Copy all lines that contain the word "page".

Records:
▼

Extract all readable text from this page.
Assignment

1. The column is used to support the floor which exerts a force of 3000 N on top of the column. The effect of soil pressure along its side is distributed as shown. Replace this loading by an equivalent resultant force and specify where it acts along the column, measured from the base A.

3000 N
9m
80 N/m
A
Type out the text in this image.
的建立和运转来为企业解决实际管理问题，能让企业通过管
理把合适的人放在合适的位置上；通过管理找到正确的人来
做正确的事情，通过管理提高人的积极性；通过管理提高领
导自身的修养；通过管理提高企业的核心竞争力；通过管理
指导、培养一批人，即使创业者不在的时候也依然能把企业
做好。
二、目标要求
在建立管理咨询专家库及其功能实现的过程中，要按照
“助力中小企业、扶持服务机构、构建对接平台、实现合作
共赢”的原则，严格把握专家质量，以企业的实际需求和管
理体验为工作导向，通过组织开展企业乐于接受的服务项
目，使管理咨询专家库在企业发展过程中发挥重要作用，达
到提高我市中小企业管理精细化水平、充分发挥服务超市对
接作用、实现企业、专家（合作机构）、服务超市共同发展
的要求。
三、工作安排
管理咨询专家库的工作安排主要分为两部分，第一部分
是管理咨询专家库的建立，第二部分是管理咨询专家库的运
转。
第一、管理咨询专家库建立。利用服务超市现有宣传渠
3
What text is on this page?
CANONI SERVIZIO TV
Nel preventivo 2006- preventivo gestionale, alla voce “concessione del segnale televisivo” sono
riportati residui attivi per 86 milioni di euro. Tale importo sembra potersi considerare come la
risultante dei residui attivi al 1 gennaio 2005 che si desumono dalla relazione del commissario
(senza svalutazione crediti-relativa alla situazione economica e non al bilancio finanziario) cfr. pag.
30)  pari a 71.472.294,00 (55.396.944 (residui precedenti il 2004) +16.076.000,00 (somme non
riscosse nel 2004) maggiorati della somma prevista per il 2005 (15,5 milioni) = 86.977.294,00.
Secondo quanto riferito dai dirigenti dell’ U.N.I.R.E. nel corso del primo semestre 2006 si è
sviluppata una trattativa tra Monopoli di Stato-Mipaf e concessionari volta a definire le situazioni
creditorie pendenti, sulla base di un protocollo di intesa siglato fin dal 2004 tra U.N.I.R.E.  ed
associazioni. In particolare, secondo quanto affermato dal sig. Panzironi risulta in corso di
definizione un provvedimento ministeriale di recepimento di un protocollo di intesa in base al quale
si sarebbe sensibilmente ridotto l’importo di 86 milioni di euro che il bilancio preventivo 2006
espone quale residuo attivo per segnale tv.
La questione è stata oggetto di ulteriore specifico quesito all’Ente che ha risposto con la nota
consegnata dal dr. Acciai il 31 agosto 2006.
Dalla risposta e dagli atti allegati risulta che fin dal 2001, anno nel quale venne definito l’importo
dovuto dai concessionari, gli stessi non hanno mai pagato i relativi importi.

▲

SOLUTION:
Extract all readable text from this page.
What text is on this page?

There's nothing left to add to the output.